Exercise prompt —
Begin with the line that contains "Parse this screenshot: output" and transcribe each line after it, up to and including the last line of the listing below.

Supplied entries —
┄┄┄┄┄┄┄┄┄┄┄┄┄┄┄┄┄┄┄┄
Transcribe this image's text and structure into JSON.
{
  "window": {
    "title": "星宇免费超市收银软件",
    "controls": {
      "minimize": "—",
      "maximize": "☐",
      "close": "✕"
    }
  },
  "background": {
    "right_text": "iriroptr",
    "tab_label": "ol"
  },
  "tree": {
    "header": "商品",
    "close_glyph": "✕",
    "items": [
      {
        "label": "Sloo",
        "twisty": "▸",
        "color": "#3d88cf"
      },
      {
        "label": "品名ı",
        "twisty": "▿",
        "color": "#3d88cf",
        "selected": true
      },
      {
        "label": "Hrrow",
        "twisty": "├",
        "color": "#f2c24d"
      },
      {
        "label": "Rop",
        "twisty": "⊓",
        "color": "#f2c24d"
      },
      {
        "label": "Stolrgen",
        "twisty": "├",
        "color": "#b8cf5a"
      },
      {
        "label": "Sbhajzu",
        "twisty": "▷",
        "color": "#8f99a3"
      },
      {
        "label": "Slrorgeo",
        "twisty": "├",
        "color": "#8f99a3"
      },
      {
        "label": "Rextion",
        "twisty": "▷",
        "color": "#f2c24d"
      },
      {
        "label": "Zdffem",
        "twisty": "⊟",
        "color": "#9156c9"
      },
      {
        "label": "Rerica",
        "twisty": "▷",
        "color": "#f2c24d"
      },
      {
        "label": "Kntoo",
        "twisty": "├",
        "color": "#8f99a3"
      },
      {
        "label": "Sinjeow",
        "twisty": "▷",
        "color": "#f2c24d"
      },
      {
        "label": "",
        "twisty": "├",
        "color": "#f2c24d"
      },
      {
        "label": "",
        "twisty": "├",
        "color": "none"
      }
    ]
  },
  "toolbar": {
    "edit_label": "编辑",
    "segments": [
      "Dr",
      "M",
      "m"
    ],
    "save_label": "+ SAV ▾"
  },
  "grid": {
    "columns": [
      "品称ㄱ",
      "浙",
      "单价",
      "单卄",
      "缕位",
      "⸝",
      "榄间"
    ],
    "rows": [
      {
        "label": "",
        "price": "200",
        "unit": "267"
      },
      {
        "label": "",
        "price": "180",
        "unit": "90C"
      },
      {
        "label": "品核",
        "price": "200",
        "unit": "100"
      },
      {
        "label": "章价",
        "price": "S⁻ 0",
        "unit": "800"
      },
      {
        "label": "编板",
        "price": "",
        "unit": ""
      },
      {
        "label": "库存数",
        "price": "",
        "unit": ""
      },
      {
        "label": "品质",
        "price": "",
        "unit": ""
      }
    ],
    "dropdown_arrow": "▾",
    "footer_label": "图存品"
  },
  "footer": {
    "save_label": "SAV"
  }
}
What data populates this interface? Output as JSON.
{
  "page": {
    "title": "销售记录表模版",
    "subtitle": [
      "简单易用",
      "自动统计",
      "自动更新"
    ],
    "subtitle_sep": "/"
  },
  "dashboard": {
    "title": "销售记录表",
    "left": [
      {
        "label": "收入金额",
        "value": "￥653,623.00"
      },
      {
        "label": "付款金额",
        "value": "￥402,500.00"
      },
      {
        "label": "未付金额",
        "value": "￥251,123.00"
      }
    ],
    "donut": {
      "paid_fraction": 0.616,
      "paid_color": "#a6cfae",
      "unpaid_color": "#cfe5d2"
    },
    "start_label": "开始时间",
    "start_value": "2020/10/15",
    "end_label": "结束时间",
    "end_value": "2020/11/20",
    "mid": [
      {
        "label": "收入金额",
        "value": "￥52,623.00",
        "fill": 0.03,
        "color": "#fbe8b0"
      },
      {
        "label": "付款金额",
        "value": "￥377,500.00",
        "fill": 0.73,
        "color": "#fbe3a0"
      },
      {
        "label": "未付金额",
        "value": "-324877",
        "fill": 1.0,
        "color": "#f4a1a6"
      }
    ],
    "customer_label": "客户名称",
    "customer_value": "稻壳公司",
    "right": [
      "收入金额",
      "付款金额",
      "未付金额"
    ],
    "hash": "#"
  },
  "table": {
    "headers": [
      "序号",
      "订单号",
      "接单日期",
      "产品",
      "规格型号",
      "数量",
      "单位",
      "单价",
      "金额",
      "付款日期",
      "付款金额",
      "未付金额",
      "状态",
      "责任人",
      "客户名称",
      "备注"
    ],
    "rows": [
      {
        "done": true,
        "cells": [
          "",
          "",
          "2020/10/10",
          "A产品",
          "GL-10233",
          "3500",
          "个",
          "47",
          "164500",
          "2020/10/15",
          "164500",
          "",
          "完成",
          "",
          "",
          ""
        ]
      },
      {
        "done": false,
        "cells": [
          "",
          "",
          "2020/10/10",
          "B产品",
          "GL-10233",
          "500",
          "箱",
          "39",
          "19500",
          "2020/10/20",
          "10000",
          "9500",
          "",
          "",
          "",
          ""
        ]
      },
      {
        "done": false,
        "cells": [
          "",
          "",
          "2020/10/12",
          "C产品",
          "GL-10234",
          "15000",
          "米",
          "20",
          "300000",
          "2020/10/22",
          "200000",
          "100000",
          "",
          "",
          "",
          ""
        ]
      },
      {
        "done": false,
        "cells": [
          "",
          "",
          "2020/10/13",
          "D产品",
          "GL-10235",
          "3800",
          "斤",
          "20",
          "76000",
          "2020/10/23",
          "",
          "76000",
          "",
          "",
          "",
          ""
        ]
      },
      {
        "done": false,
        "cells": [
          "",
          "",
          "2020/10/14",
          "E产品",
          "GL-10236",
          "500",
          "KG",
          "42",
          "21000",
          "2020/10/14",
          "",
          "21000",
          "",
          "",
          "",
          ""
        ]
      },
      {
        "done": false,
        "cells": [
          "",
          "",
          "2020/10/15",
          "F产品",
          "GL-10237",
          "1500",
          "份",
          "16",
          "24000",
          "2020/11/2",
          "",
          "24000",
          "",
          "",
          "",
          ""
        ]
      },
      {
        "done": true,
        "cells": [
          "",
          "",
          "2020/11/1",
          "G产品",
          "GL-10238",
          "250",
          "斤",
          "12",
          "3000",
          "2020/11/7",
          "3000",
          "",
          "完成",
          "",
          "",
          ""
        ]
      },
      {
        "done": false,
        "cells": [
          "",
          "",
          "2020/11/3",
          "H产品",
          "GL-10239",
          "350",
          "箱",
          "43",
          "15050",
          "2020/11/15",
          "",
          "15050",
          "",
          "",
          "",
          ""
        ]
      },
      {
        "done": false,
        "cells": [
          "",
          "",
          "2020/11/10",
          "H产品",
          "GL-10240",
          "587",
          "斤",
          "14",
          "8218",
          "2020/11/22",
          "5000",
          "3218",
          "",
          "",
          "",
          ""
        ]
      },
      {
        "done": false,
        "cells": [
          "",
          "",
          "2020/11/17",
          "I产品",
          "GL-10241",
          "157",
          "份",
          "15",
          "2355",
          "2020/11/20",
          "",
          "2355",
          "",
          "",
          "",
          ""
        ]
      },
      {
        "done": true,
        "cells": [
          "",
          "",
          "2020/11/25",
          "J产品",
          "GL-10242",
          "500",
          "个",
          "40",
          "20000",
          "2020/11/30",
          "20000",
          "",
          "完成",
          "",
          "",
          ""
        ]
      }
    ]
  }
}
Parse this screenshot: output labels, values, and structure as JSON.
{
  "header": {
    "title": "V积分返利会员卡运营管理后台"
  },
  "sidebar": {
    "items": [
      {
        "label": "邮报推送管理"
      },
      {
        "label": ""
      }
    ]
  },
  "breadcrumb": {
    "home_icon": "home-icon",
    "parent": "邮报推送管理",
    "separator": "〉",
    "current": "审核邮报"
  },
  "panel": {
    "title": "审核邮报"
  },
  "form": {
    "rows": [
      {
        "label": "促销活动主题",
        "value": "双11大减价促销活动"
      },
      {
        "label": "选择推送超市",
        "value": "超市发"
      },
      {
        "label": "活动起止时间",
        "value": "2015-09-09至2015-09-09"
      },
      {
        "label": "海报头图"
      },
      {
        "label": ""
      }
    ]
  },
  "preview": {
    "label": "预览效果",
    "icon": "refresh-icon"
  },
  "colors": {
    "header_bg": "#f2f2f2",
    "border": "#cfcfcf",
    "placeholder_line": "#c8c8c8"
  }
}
┄┄┄┄┄┄┄┄┄┄┄┄┄┄┄┄┄┄┄┄
Response below —
Parse this screenshot: output labels, values, and structure as JSON.
{
  "header": {
    "title": "V积分返利会员卡运营管理后台"
  },
  "sidebar": {
    "items": [
      {
        "label": "邮报推送管理"
      },
      {
        "label": ""
      }
    ]
  },
  "breadcrumb": {
    "home_icon": "home-icon",
    "parent": "邮报推送管理",
    "separator": "〉",
    "current": "审核邮报"
  },
  "panel": {
    "title": "审核邮报"
  },
  "form": {
    "rows": [
      {
        "label": "促销活动主题",
        "value": "双11大减价促销活动"
      },
      {
        "label": "选择推送超市",
        "value": "超市发"
      },
      {
        "label": "活动起止时间",
        "value": "2015-09-09至2015-09-09"
      },
      {
        "label": "海报头图"
      },
      {
        "label": ""
      }
    ]
  },
  "preview": {
    "label": "预览效果",
    "icon": "refresh-icon"
  },
  "colors": {
    "header_bg": "#f2f2f2",
    "border": "#cfcfcf",
    "placeholder_line": "#c8c8c8"
  }
}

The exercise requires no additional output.